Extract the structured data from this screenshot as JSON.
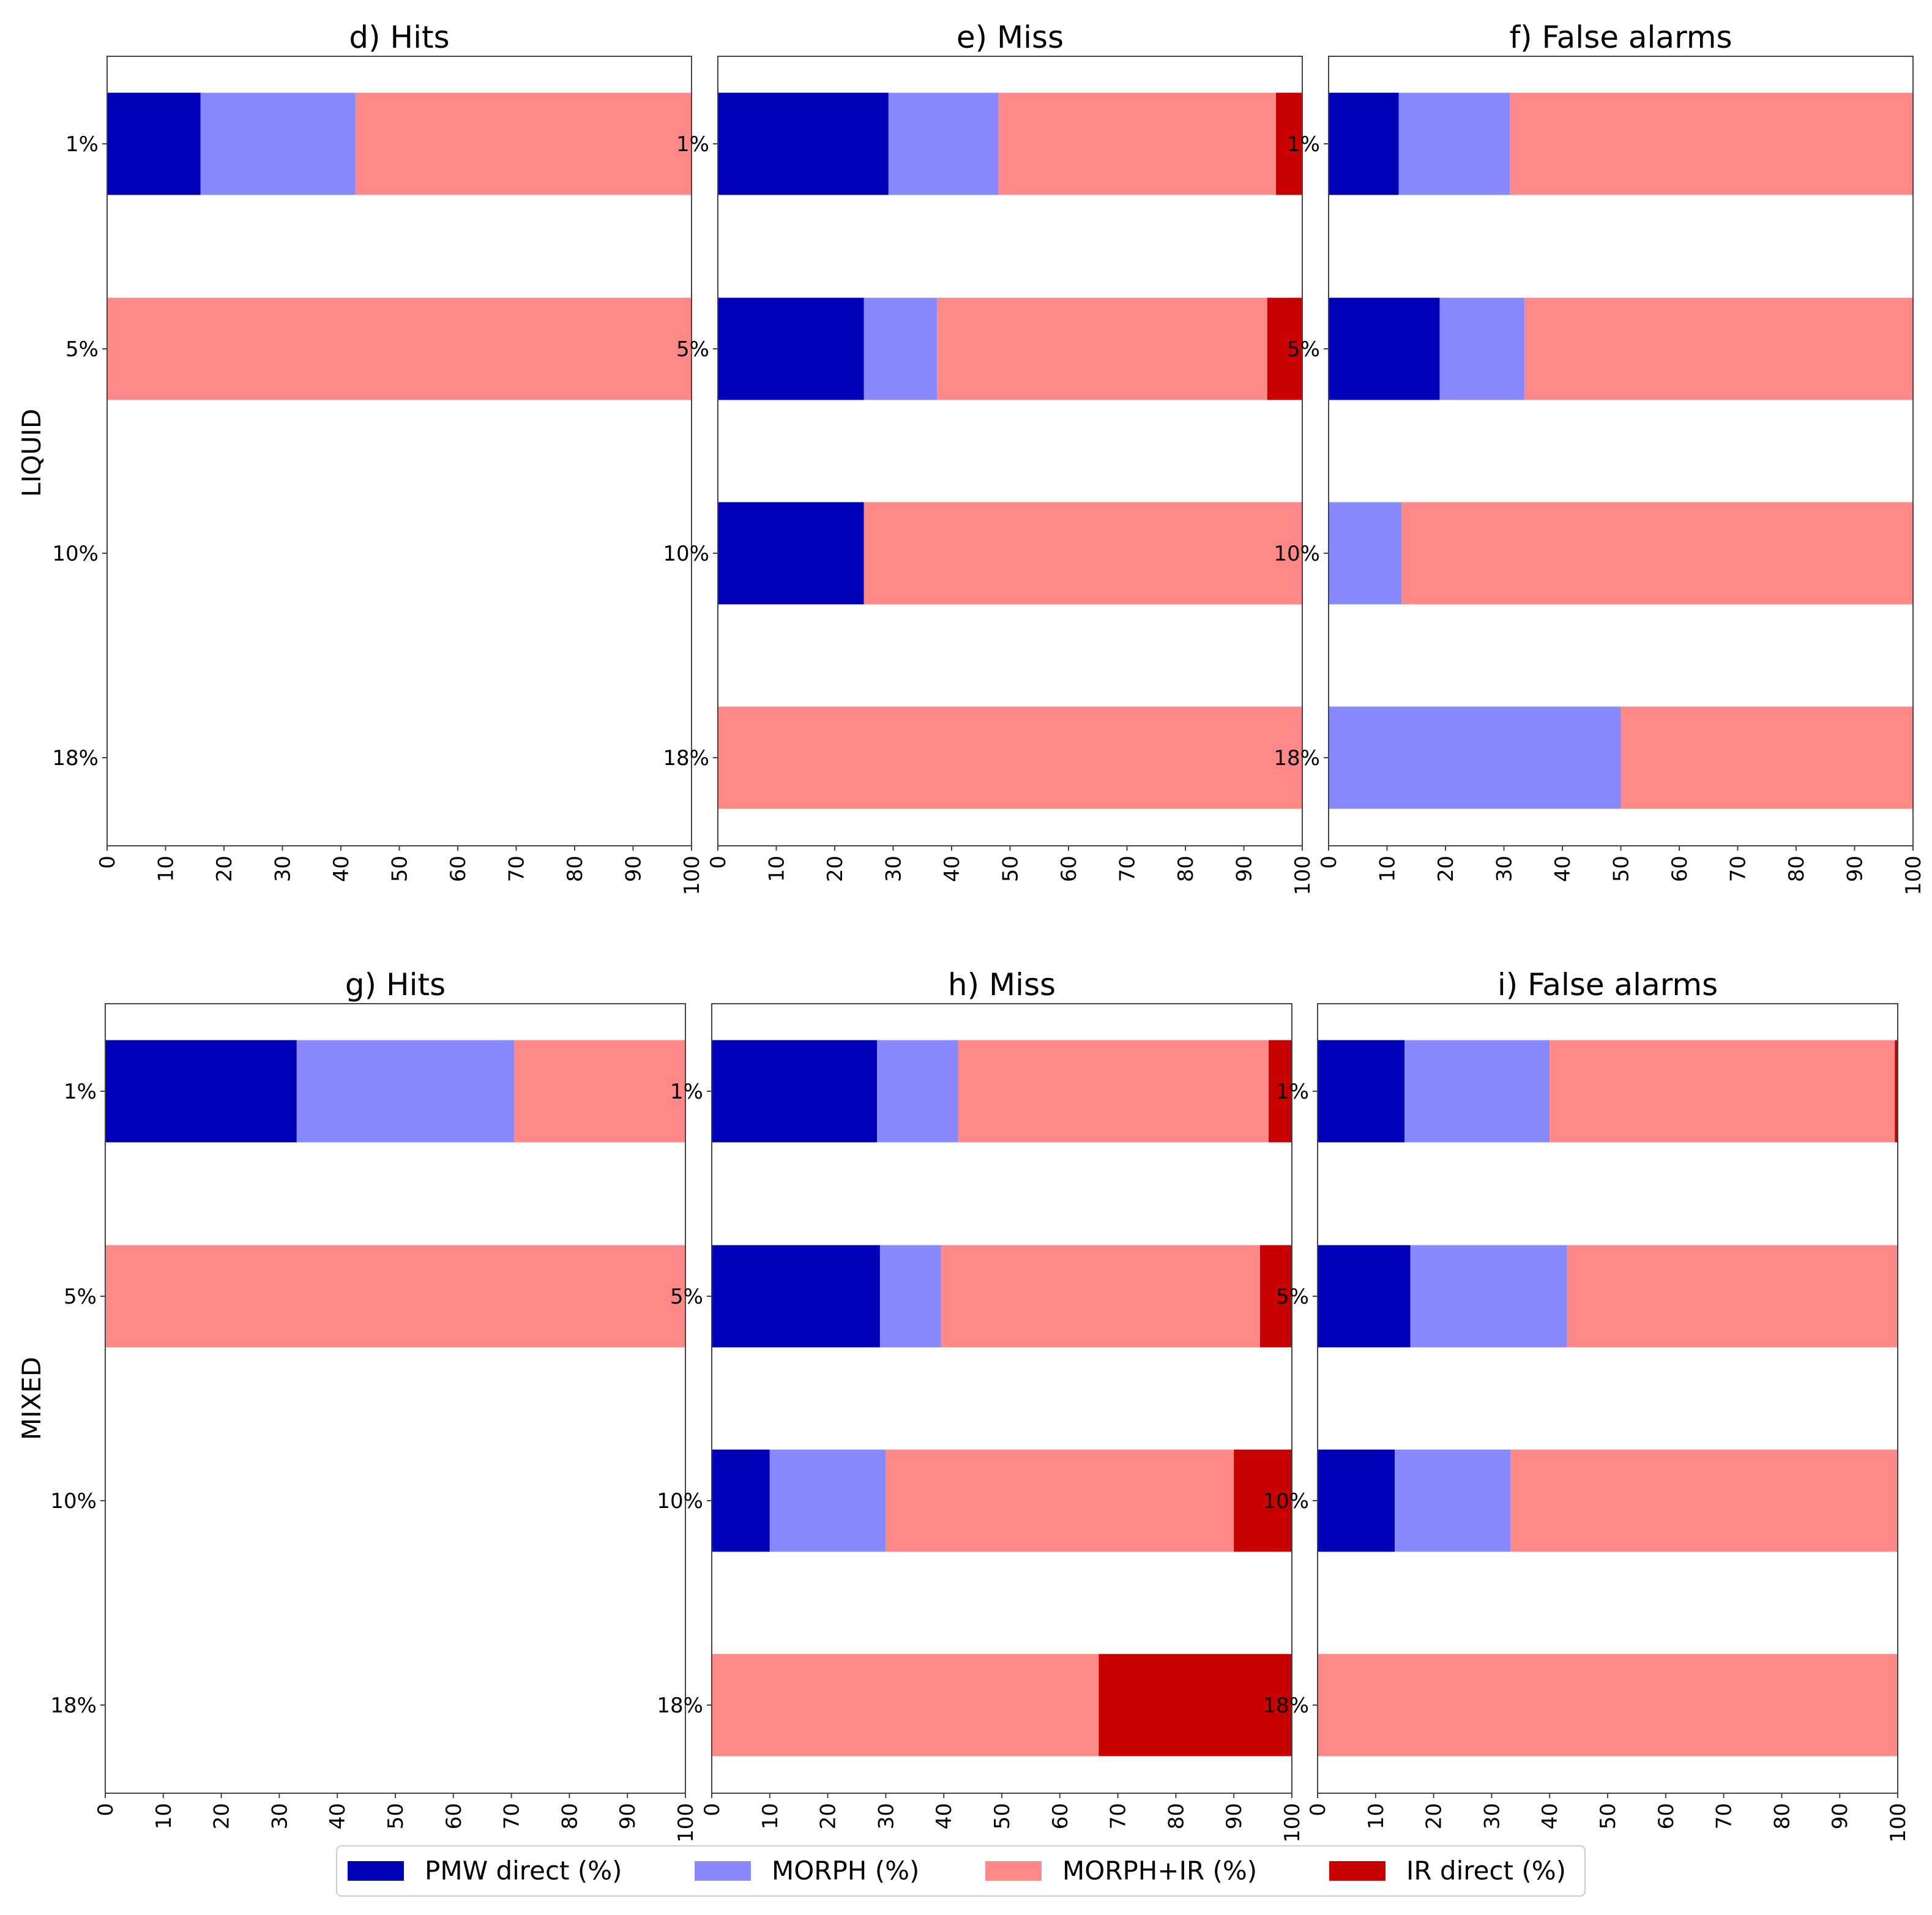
{
  "colors": {
    "pmw_direct": "#0000b8",
    "morph": "#8888ff",
    "morph_ir": "#ff8888",
    "ir_direct": "#c80000",
    "axis": "#444444",
    "text": "#000000"
  },
  "row_labels": [
    "LIQUID",
    "MIXED"
  ],
  "chart_data": [
    {
      "type": "bar",
      "orientation": "horizontal",
      "stacked": true,
      "title": "d) Hits",
      "group": "LIQUID",
      "categories": [
        "1%",
        "5%",
        "10%",
        "18%"
      ],
      "xlim": [
        0,
        100
      ],
      "xticks": [
        "0",
        "10",
        "20",
        "30",
        "40",
        "50",
        "60",
        "70",
        "80",
        "90",
        "100"
      ],
      "series": [
        {
          "name": "PMW direct (%)",
          "values": [
            16,
            0,
            0,
            0
          ]
        },
        {
          "name": "MORPH (%)",
          "values": [
            26.5,
            0,
            0,
            0
          ]
        },
        {
          "name": "MORPH+IR (%)",
          "values": [
            57.5,
            100,
            0,
            0
          ]
        },
        {
          "name": "IR direct (%)",
          "values": [
            0,
            0,
            0,
            0
          ]
        }
      ]
    },
    {
      "type": "bar",
      "orientation": "horizontal",
      "stacked": true,
      "title": "e) Miss",
      "group": "LIQUID",
      "categories": [
        "1%",
        "5%",
        "10%",
        "18%"
      ],
      "xlim": [
        0,
        100
      ],
      "xticks": [
        "0",
        "10",
        "20",
        "30",
        "40",
        "50",
        "60",
        "70",
        "80",
        "90",
        "100"
      ],
      "series": [
        {
          "name": "PMW direct (%)",
          "values": [
            29.2,
            25,
            25,
            0
          ]
        },
        {
          "name": "MORPH (%)",
          "values": [
            18.8,
            12.5,
            0,
            0
          ]
        },
        {
          "name": "MORPH+IR (%)",
          "values": [
            47.5,
            56.5,
            75,
            100
          ]
        },
        {
          "name": "IR direct (%)",
          "values": [
            4.5,
            6,
            0,
            0
          ]
        }
      ]
    },
    {
      "type": "bar",
      "orientation": "horizontal",
      "stacked": true,
      "title": "f) False alarms",
      "group": "LIQUID",
      "categories": [
        "1%",
        "5%",
        "10%",
        "18%"
      ],
      "xlim": [
        0,
        100
      ],
      "xticks": [
        "0",
        "10",
        "20",
        "30",
        "40",
        "50",
        "60",
        "70",
        "80",
        "90",
        "100"
      ],
      "series": [
        {
          "name": "PMW direct (%)",
          "values": [
            12,
            19,
            0,
            0
          ]
        },
        {
          "name": "MORPH (%)",
          "values": [
            19,
            14.5,
            12.5,
            50
          ]
        },
        {
          "name": "MORPH+IR (%)",
          "values": [
            69,
            66.5,
            87.5,
            50
          ]
        },
        {
          "name": "IR direct (%)",
          "values": [
            0,
            0,
            0,
            0
          ]
        }
      ]
    },
    {
      "type": "bar",
      "orientation": "horizontal",
      "stacked": true,
      "title": "g) Hits",
      "group": "MIXED",
      "categories": [
        "1%",
        "5%",
        "10%",
        "18%"
      ],
      "xlim": [
        0,
        100
      ],
      "xticks": [
        "0",
        "10",
        "20",
        "30",
        "40",
        "50",
        "60",
        "70",
        "80",
        "90",
        "100"
      ],
      "series": [
        {
          "name": "PMW direct (%)",
          "values": [
            33,
            0,
            0,
            0
          ]
        },
        {
          "name": "MORPH (%)",
          "values": [
            37.5,
            0,
            0,
            0
          ]
        },
        {
          "name": "MORPH+IR (%)",
          "values": [
            29.5,
            100,
            0,
            0
          ]
        },
        {
          "name": "IR direct (%)",
          "values": [
            0,
            0,
            0,
            0
          ]
        }
      ]
    },
    {
      "type": "bar",
      "orientation": "horizontal",
      "stacked": true,
      "title": "h) Miss",
      "group": "MIXED",
      "categories": [
        "1%",
        "5%",
        "10%",
        "18%"
      ],
      "xlim": [
        0,
        100
      ],
      "xticks": [
        "0",
        "10",
        "20",
        "30",
        "40",
        "50",
        "60",
        "70",
        "80",
        "90",
        "100"
      ],
      "series": [
        {
          "name": "PMW direct (%)",
          "values": [
            28.5,
            29,
            10,
            0
          ]
        },
        {
          "name": "MORPH (%)",
          "values": [
            14,
            10.5,
            20,
            0
          ]
        },
        {
          "name": "MORPH+IR (%)",
          "values": [
            53.5,
            55,
            60,
            66.7
          ]
        },
        {
          "name": "IR direct (%)",
          "values": [
            4,
            5.5,
            10,
            33.3
          ]
        }
      ]
    },
    {
      "type": "bar",
      "orientation": "horizontal",
      "stacked": true,
      "title": "i) False alarms",
      "group": "MIXED",
      "categories": [
        "1%",
        "5%",
        "10%",
        "18%"
      ],
      "xlim": [
        0,
        100
      ],
      "xticks": [
        "0",
        "10",
        "20",
        "30",
        "40",
        "50",
        "60",
        "70",
        "80",
        "90",
        "100"
      ],
      "series": [
        {
          "name": "PMW direct (%)",
          "values": [
            15,
            16,
            13.3,
            0
          ]
        },
        {
          "name": "MORPH (%)",
          "values": [
            25,
            27,
            20,
            0
          ]
        },
        {
          "name": "MORPH+IR (%)",
          "values": [
            59.5,
            57,
            66.7,
            100
          ]
        },
        {
          "name": "IR direct (%)",
          "values": [
            0.5,
            0,
            0,
            0
          ]
        }
      ]
    }
  ],
  "legend": {
    "placement": "bottom-center",
    "entries": [
      {
        "label": "PMW direct (%)",
        "color_key": "pmw_direct"
      },
      {
        "label": "MORPH (%)",
        "color_key": "morph"
      },
      {
        "label": "MORPH+IR (%)",
        "color_key": "morph_ir"
      },
      {
        "label": "IR direct (%)",
        "color_key": "ir_direct"
      }
    ]
  }
}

## Aim of the task
Copy the records exactly. Skip the pictures.

## Exercise answer
Extract the structured data from this screenshot as JSON.
{
  "colors": {
    "pmw_direct": "#0000b8",
    "morph": "#8888ff",
    "morph_ir": "#ff8888",
    "ir_direct": "#c80000",
    "axis": "#444444",
    "text": "#000000"
  },
  "row_labels": [
    "LIQUID",
    "MIXED"
  ],
  "chart_data": [
    {
      "type": "bar",
      "orientation": "horizontal",
      "stacked": true,
      "title": "d) Hits",
      "group": "LIQUID",
      "categories": [
        "1%",
        "5%",
        "10%",
        "18%"
      ],
      "xlim": [
        0,
        100
      ],
      "xticks": [
        "0",
        "10",
        "20",
        "30",
        "40",
        "50",
        "60",
        "70",
        "80",
        "90",
        "100"
      ],
      "series": [
        {
          "name": "PMW direct (%)",
          "values": [
            16,
            0,
            0,
            0
          ]
        },
        {
          "name": "MORPH (%)",
          "values": [
            26.5,
            0,
            0,
            0
          ]
        },
        {
          "name": "MORPH+IR (%)",
          "values": [
            57.5,
            100,
            0,
            0
          ]
        },
        {
          "name": "IR direct (%)",
          "values": [
            0,
            0,
            0,
            0
          ]
        }
      ]
    },
    {
      "type": "bar",
      "orientation": "horizontal",
      "stacked": true,
      "title": "e) Miss",
      "group": "LIQUID",
      "categories": [
        "1%",
        "5%",
        "10%",
        "18%"
      ],
      "xlim": [
        0,
        100
      ],
      "xticks": [
        "0",
        "10",
        "20",
        "30",
        "40",
        "50",
        "60",
        "70",
        "80",
        "90",
        "100"
      ],
      "series": [
        {
          "name": "PMW direct (%)",
          "values": [
            29.2,
            25,
            25,
            0
          ]
        },
        {
          "name": "MORPH (%)",
          "values": [
            18.8,
            12.5,
            0,
            0
          ]
        },
        {
          "name": "MORPH+IR (%)",
          "values": [
            47.5,
            56.5,
            75,
            100
          ]
        },
        {
          "name": "IR direct (%)",
          "values": [
            4.5,
            6,
            0,
            0
          ]
        }
      ]
    },
    {
      "type": "bar",
      "orientation": "horizontal",
      "stacked": true,
      "title": "f) False alarms",
      "group": "LIQUID",
      "categories": [
        "1%",
        "5%",
        "10%",
        "18%"
      ],
      "xlim": [
        0,
        100
      ],
      "xticks": [
        "0",
        "10",
        "20",
        "30",
        "40",
        "50",
        "60",
        "70",
        "80",
        "90",
        "100"
      ],
      "series": [
        {
          "name": "PMW direct (%)",
          "values": [
            12,
            19,
            0,
            0
          ]
        },
        {
          "name": "MORPH (%)",
          "values": [
            19,
            14.5,
            12.5,
            50
          ]
        },
        {
          "name": "MORPH+IR (%)",
          "values": [
            69,
            66.5,
            87.5,
            50
          ]
        },
        {
          "name": "IR direct (%)",
          "values": [
            0,
            0,
            0,
            0
          ]
        }
      ]
    },
    {
      "type": "bar",
      "orientation": "horizontal",
      "stacked": true,
      "title": "g) Hits",
      "group": "MIXED",
      "categories": [
        "1%",
        "5%",
        "10%",
        "18%"
      ],
      "xlim": [
        0,
        100
      ],
      "xticks": [
        "0",
        "10",
        "20",
        "30",
        "40",
        "50",
        "60",
        "70",
        "80",
        "90",
        "100"
      ],
      "series": [
        {
          "name": "PMW direct (%)",
          "values": [
            33,
            0,
            0,
            0
          ]
        },
        {
          "name": "MORPH (%)",
          "values": [
            37.5,
            0,
            0,
            0
          ]
        },
        {
          "name": "MORPH+IR (%)",
          "values": [
            29.5,
            100,
            0,
            0
          ]
        },
        {
          "name": "IR direct (%)",
          "values": [
            0,
            0,
            0,
            0
          ]
        }
      ]
    },
    {
      "type": "bar",
      "orientation": "horizontal",
      "stacked": true,
      "title": "h) Miss",
      "group": "MIXED",
      "categories": [
        "1%",
        "5%",
        "10%",
        "18%"
      ],
      "xlim": [
        0,
        100
      ],
      "xticks": [
        "0",
        "10",
        "20",
        "30",
        "40",
        "50",
        "60",
        "70",
        "80",
        "90",
        "100"
      ],
      "series": [
        {
          "name": "PMW direct (%)",
          "values": [
            28.5,
            29,
            10,
            0
          ]
        },
        {
          "name": "MORPH (%)",
          "values": [
            14,
            10.5,
            20,
            0
          ]
        },
        {
          "name": "MORPH+IR (%)",
          "values": [
            53.5,
            55,
            60,
            66.7
          ]
        },
        {
          "name": "IR direct (%)",
          "values": [
            4,
            5.5,
            10,
            33.3
          ]
        }
      ]
    },
    {
      "type": "bar",
      "orientation": "horizontal",
      "stacked": true,
      "title": "i) False alarms",
      "group": "MIXED",
      "categories": [
        "1%",
        "5%",
        "10%",
        "18%"
      ],
      "xlim": [
        0,
        100
      ],
      "xticks": [
        "0",
        "10",
        "20",
        "30",
        "40",
        "50",
        "60",
        "70",
        "80",
        "90",
        "100"
      ],
      "series": [
        {
          "name": "PMW direct (%)",
          "values": [
            15,
            16,
            13.3,
            0
          ]
        },
        {
          "name": "MORPH (%)",
          "values": [
            25,
            27,
            20,
            0
          ]
        },
        {
          "name": "MORPH+IR (%)",
          "values": [
            59.5,
            57,
            66.7,
            100
          ]
        },
        {
          "name": "IR direct (%)",
          "values": [
            0.5,
            0,
            0,
            0
          ]
        }
      ]
    }
  ],
  "legend": {
    "placement": "bottom-center",
    "entries": [
      {
        "label": "PMW direct (%)",
        "color_key": "pmw_direct"
      },
      {
        "label": "MORPH (%)",
        "color_key": "morph"
      },
      {
        "label": "MORPH+IR (%)",
        "color_key": "morph_ir"
      },
      {
        "label": "IR direct (%)",
        "color_key": "ir_direct"
      }
    ]
  }
}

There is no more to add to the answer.